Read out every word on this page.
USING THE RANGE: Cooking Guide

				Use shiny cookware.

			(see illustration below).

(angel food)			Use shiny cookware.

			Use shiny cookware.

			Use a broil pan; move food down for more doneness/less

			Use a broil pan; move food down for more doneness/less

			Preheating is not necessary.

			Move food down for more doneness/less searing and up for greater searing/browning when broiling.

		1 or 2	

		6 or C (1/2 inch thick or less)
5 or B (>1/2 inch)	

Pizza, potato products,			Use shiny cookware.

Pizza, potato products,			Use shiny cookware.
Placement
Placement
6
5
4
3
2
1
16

-=-=-

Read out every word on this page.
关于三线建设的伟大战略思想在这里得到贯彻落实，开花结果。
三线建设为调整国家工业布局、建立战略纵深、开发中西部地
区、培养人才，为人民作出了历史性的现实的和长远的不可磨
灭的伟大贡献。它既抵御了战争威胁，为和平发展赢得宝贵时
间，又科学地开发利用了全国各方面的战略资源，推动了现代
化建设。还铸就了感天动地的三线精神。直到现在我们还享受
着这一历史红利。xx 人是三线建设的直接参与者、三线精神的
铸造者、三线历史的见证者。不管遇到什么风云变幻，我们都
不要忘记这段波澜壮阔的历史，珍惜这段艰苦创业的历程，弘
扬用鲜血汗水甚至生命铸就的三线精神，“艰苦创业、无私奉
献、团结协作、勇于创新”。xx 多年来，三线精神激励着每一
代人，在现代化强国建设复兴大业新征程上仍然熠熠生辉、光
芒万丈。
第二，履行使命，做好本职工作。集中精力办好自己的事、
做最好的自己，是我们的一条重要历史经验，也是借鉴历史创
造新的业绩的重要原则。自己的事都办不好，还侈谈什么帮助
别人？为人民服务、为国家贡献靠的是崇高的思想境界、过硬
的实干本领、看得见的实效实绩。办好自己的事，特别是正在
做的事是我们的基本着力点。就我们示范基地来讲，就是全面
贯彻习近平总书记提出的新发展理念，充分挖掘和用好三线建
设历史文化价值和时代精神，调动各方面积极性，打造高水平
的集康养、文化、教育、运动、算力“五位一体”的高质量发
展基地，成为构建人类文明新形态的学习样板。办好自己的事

-=-=-

# Task requirements
Find the word "shiny" in the entries, and copy every line it shows up in.

# Exercise result
				Use shiny cookware.
(angel food)			Use shiny cookware.
			Use shiny cookware.
Pizza, potato products,			Use shiny cookware.
Pizza, potato products,			Use shiny cookware.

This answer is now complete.